Find the word "JSON" in the material below and gather every line that contains it.

========

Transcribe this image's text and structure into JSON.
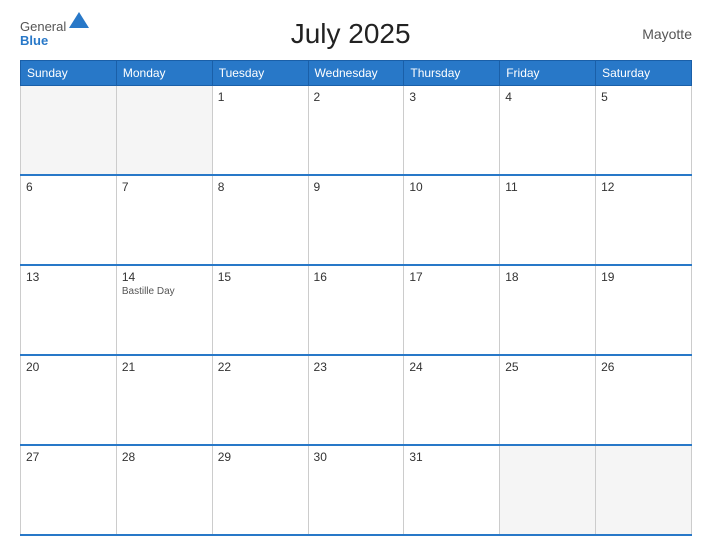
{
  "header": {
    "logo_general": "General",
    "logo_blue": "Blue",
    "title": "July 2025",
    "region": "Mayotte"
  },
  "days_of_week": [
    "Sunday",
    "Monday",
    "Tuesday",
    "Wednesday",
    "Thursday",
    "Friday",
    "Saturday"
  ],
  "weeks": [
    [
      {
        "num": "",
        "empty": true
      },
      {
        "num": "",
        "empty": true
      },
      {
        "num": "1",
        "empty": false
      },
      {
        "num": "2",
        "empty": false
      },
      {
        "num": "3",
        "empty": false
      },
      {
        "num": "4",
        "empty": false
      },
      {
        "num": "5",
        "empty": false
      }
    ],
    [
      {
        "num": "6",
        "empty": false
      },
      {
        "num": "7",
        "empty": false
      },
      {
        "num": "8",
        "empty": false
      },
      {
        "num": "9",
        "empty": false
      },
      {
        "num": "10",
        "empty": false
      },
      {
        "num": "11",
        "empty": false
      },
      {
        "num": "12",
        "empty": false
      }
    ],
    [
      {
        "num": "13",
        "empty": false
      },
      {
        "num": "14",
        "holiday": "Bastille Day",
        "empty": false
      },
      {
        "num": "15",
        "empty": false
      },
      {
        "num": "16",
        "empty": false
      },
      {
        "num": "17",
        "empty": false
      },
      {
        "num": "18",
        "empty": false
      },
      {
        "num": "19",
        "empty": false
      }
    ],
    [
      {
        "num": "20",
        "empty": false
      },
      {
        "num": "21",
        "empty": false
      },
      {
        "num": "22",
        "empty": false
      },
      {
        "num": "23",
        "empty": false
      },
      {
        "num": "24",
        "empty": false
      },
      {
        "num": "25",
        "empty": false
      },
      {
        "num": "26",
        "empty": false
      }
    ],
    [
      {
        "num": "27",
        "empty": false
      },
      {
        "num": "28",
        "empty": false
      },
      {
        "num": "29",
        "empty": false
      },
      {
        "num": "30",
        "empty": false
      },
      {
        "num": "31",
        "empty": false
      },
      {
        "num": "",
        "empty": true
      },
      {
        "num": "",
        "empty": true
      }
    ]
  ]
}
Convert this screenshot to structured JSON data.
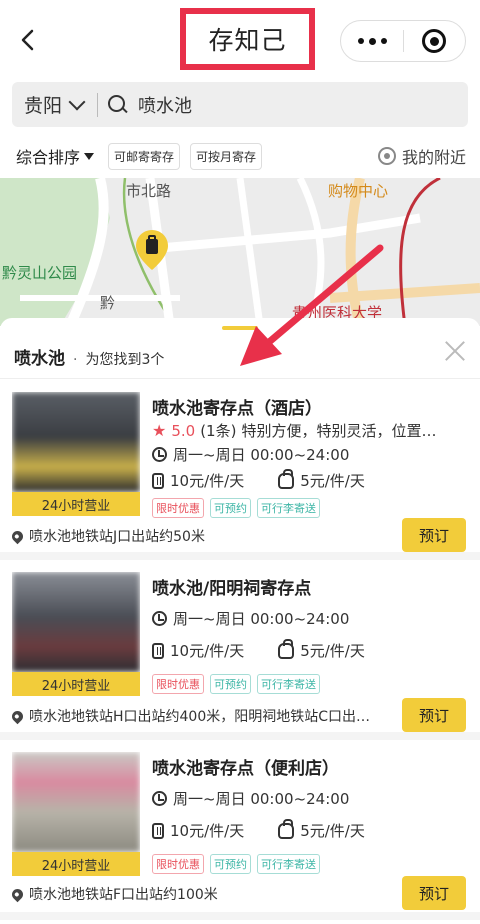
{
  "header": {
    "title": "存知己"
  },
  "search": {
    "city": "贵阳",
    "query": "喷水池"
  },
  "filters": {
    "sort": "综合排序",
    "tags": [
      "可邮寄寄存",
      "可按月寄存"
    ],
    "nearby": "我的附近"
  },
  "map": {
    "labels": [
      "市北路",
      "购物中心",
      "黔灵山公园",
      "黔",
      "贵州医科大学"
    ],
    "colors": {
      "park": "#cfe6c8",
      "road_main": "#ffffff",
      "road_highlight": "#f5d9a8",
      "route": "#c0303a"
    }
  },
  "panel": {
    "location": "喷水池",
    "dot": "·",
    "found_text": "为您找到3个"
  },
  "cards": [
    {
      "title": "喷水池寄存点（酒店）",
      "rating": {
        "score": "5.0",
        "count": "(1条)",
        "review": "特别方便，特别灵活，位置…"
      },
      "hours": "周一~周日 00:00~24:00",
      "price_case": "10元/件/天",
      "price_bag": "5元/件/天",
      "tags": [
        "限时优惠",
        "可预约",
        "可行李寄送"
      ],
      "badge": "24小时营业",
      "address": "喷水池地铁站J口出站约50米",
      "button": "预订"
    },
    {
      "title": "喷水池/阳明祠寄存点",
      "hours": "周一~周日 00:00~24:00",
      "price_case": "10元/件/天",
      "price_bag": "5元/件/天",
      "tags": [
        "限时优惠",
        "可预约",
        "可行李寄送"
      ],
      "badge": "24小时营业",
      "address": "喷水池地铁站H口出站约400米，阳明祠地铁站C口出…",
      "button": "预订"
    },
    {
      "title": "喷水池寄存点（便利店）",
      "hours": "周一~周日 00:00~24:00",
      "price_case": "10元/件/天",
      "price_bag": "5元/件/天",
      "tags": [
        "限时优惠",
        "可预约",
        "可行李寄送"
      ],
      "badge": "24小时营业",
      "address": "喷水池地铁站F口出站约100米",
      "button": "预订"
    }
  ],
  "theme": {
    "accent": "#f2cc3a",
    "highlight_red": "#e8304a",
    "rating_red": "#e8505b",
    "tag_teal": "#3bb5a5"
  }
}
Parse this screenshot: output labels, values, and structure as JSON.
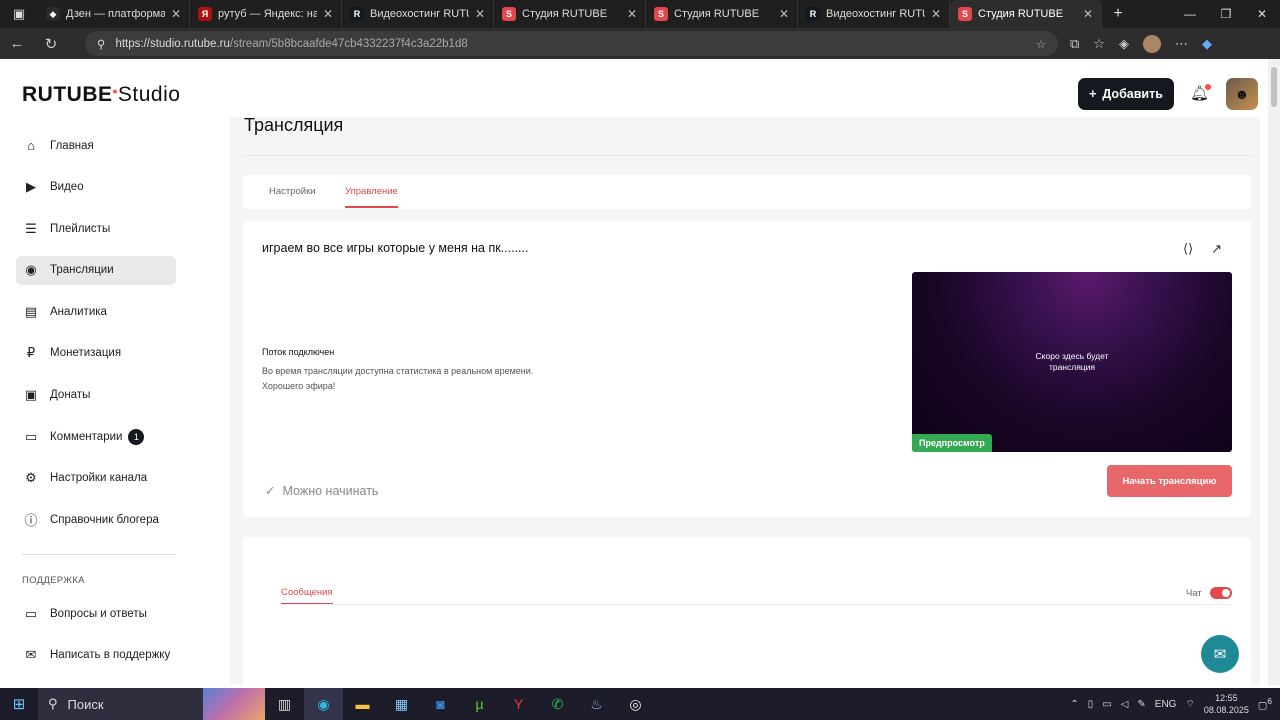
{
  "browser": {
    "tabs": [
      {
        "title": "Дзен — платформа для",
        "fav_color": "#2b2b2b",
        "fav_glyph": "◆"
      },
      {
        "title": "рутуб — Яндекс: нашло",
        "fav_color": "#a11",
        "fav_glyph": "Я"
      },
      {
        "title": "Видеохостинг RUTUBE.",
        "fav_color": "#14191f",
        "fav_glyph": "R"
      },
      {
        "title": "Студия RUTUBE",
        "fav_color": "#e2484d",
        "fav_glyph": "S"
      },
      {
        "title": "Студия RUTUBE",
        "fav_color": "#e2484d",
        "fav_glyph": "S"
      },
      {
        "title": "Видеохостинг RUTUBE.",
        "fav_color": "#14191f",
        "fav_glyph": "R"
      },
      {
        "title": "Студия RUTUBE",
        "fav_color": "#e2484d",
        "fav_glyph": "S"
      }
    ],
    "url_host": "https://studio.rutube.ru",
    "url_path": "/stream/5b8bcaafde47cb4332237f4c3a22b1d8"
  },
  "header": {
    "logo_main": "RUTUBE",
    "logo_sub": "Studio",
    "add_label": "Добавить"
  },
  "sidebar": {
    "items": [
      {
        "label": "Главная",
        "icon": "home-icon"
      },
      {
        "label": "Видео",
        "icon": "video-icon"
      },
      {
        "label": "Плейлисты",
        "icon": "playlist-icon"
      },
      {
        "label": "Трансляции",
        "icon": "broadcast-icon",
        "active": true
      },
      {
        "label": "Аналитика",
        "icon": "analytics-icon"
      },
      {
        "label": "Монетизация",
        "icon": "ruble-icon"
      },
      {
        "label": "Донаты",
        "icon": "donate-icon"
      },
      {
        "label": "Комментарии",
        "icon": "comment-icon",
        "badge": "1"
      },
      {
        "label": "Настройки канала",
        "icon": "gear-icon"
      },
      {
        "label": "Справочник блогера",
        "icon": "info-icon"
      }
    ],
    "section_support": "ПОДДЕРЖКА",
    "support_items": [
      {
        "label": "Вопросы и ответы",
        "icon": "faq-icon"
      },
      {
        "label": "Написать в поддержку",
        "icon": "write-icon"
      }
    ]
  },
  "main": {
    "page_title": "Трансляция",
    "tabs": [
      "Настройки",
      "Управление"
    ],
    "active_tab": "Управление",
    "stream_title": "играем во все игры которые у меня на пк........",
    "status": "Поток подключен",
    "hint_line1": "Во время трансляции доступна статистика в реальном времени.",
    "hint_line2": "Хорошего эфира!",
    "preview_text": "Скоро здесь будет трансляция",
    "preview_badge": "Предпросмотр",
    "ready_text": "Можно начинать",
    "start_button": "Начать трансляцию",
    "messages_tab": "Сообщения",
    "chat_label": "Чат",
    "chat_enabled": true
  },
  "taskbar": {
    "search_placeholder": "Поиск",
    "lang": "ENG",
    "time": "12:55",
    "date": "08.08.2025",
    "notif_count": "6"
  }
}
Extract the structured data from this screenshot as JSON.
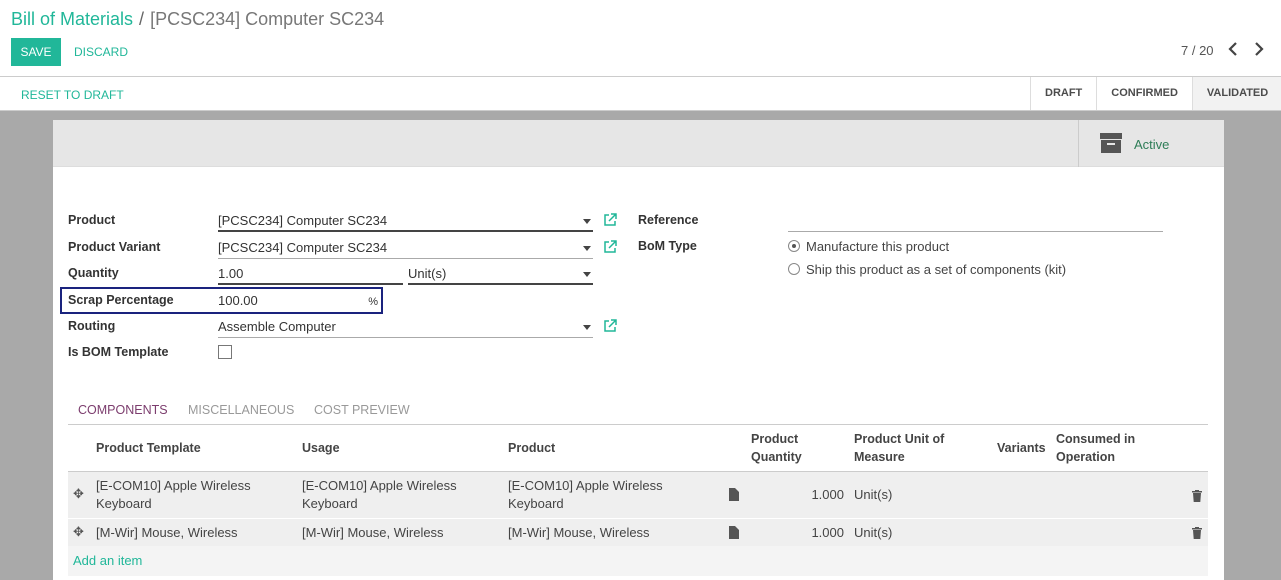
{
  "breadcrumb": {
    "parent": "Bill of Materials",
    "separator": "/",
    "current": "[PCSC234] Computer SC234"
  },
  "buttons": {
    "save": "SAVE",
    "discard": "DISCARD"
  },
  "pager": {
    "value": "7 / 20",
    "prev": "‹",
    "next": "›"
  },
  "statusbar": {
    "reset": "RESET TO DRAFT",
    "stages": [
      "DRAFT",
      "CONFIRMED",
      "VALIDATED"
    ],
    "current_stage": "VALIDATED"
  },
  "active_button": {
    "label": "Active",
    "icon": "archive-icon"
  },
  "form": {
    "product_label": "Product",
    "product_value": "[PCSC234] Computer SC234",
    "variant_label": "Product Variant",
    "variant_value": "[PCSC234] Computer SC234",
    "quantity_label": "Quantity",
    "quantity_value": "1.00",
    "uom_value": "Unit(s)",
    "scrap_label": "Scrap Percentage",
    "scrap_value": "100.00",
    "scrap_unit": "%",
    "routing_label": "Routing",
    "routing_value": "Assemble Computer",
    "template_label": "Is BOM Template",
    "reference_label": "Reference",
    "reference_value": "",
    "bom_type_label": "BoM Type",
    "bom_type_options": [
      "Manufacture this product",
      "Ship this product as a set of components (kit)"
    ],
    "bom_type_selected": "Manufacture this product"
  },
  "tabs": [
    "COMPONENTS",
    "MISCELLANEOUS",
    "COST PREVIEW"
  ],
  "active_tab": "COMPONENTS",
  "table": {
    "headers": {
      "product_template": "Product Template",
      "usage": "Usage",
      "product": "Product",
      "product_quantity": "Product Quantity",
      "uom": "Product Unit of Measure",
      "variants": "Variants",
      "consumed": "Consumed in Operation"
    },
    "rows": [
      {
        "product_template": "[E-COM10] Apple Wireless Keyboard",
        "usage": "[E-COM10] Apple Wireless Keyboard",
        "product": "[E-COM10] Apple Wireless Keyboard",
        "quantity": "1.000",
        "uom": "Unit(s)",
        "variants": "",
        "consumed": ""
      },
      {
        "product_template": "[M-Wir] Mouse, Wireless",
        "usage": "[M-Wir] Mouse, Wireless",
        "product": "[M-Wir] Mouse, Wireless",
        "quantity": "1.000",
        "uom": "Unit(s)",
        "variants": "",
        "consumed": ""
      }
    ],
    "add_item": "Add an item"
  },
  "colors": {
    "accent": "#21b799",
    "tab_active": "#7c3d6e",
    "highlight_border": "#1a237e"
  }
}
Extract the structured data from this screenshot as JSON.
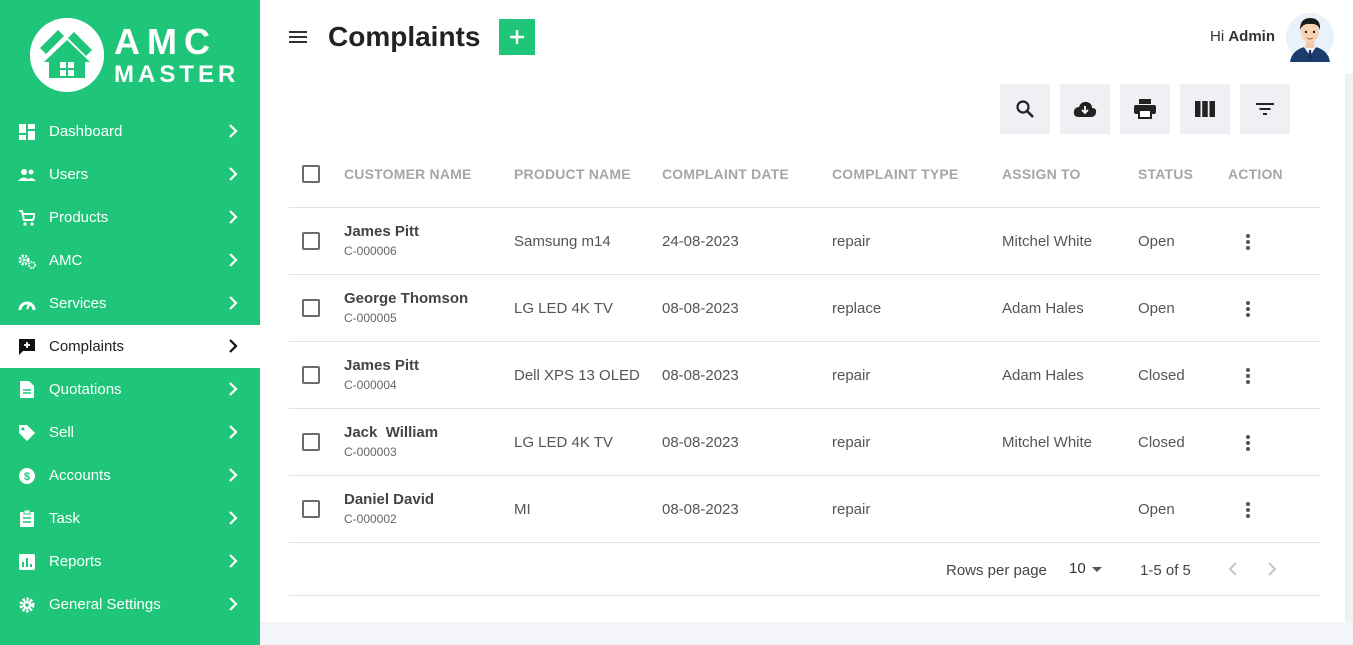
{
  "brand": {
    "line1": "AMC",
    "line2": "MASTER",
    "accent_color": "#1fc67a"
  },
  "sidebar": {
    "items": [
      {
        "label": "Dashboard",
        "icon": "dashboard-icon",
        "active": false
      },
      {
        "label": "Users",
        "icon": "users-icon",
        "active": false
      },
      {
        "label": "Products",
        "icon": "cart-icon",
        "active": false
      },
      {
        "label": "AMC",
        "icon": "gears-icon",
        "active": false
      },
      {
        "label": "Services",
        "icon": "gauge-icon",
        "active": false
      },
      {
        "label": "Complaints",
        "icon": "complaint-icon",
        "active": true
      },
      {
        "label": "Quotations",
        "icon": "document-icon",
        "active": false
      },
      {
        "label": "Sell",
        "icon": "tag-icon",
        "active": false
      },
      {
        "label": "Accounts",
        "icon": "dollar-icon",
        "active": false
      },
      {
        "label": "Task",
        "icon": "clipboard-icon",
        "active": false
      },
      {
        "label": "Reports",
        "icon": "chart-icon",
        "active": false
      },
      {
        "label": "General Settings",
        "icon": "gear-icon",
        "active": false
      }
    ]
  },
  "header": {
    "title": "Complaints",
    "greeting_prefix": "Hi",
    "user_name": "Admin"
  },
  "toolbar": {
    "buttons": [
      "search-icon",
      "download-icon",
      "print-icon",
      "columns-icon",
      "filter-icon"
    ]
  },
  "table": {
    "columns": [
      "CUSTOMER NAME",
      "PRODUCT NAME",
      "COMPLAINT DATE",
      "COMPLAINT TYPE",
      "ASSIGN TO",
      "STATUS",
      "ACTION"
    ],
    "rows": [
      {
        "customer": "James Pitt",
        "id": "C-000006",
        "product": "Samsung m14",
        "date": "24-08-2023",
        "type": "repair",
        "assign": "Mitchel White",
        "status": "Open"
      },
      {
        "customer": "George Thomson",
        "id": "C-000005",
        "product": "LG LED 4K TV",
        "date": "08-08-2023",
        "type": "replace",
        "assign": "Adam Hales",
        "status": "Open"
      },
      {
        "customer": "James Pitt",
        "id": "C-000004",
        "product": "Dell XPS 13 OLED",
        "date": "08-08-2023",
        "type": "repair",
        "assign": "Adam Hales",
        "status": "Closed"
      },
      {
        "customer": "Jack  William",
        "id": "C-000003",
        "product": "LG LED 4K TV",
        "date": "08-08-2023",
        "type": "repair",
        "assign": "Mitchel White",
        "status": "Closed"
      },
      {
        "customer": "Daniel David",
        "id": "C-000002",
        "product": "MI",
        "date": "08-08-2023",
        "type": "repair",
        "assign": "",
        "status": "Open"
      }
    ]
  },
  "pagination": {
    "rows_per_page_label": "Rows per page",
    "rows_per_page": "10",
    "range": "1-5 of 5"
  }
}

========

Response to the exercise |
Transcribe this image's text and structure into JSON.
Convert this screenshot to structured JSON data.
Parse this screenshot: output labels, values, and structure as JSON.
Extract the structured data from this screenshot as JSON.
Extract the structured data from this screenshot as JSON.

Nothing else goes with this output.